### [Written exercise]
Can you transcribe every record below exactly as it appears?

### [Records to process]
★ ★ ★ ★ ★

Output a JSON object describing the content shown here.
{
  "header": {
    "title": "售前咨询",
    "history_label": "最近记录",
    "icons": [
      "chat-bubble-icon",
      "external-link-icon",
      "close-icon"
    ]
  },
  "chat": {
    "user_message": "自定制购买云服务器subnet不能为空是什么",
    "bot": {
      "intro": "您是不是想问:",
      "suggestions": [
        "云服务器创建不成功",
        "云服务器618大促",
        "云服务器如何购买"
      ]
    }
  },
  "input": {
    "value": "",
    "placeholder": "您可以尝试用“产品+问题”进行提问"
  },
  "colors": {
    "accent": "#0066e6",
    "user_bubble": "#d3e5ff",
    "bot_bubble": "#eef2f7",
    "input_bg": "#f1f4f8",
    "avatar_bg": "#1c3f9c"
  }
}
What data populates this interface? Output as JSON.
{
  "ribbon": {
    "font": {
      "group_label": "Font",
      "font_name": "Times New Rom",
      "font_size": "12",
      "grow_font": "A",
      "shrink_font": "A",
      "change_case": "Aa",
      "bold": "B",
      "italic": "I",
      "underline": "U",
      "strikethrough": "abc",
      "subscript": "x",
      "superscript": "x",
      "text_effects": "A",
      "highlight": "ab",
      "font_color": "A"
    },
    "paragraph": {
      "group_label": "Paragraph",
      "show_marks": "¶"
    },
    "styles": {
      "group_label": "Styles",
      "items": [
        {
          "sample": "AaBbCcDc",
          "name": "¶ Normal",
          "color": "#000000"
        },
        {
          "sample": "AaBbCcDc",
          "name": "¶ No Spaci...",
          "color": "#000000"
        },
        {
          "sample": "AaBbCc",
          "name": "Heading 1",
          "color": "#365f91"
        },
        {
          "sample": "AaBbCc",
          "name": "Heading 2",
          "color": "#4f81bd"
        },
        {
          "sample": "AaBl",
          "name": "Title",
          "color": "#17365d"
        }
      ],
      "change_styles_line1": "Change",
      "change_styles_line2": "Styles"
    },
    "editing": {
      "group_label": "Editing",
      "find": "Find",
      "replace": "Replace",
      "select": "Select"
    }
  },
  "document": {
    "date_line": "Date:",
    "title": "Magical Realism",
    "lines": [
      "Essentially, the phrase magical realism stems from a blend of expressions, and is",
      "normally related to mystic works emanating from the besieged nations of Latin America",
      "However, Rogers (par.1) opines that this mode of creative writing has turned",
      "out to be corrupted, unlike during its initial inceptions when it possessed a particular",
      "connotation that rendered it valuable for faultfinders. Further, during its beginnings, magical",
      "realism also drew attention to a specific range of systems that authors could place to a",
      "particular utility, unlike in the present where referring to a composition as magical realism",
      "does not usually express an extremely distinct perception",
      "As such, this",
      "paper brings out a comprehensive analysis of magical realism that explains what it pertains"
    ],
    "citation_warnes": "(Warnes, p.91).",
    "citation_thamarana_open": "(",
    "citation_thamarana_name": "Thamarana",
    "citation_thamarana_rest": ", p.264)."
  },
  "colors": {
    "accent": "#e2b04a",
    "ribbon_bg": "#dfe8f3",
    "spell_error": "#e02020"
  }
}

★ ★ ★ ★ ★

### [Exercise answer]
Output a JSON object describing the content shown here.
{
  "header": {
    "title": "售前咨询",
    "history_label": "最近记录",
    "icons": [
      "chat-bubble-icon",
      "external-link-icon",
      "close-icon"
    ]
  },
  "chat": {
    "user_message": "自定制购买云服务器subnet不能为空是什么",
    "bot": {
      "intro": "您是不是想问:",
      "suggestions": [
        "云服务器创建不成功",
        "云服务器618大促",
        "云服务器如何购买"
      ]
    }
  },
  "input": {
    "value": "",
    "placeholder": "您可以尝试用“产品+问题”进行提问"
  },
  "colors": {
    "accent": "#0066e6",
    "user_bubble": "#d3e5ff",
    "bot_bubble": "#eef2f7",
    "input_bg": "#f1f4f8",
    "avatar_bg": "#1c3f9c"
  }
}
What data populates this interface? Output as JSON.
{
  "ribbon": {
    "font": {
      "group_label": "Font",
      "font_name": "Times New Rom",
      "font_size": "12",
      "grow_font": "A",
      "shrink_font": "A",
      "change_case": "Aa",
      "bold": "B",
      "italic": "I",
      "underline": "U",
      "strikethrough": "abc",
      "subscript": "x",
      "superscript": "x",
      "text_effects": "A",
      "highlight": "ab",
      "font_color": "A"
    },
    "paragraph": {
      "group_label": "Paragraph",
      "show_marks": "¶"
    },
    "styles": {
      "group_label": "Styles",
      "items": [
        {
          "sample": "AaBbCcDc",
          "name": "¶ Normal",
          "color": "#000000"
        },
        {
          "sample": "AaBbCcDc",
          "name": "¶ No Spaci...",
          "color": "#000000"
        },
        {
          "sample": "AaBbCc",
          "name": "Heading 1",
          "color": "#365f91"
        },
        {
          "sample": "AaBbCc",
          "name": "Heading 2",
          "color": "#4f81bd"
        },
        {
          "sample": "AaBl",
          "name": "Title",
          "color": "#17365d"
        }
      ],
      "change_styles_line1": "Change",
      "change_styles_line2": "Styles"
    },
    "editing": {
      "group_label": "Editing",
      "find": "Find",
      "replace": "Replace",
      "select": "Select"
    }
  },
  "document": {
    "date_line": "Date:",
    "title": "Magical Realism",
    "lines": [
      "Essentially, the phrase magical realism stems from a blend of expressions, and is",
      "normally related to mystic works emanating from the besieged nations of Latin America",
      "However, Rogers (par.1) opines that this mode of creative writing has turned",
      "out to be corrupted, unlike during its initial inceptions when it possessed a particular",
      "connotation that rendered it valuable for faultfinders. Further, during its beginnings, magical",
      "realism also drew attention to a specific range of systems that authors could place to a",
      "particular utility, unlike in the present where referring to a composition as magical realism",
      "does not usually express an extremely distinct perception",
      "As such, this",
      "paper brings out a comprehensive analysis of magical realism that explains what it pertains"
    ],
    "citation_warnes": "(Warnes, p.91).",
    "citation_thamarana_open": "(",
    "citation_thamarana_name": "Thamarana",
    "citation_thamarana_rest": ", p.264)."
  },
  "colors": {
    "accent": "#e2b04a",
    "ribbon_bg": "#dfe8f3",
    "spell_error": "#e02020"
  }
}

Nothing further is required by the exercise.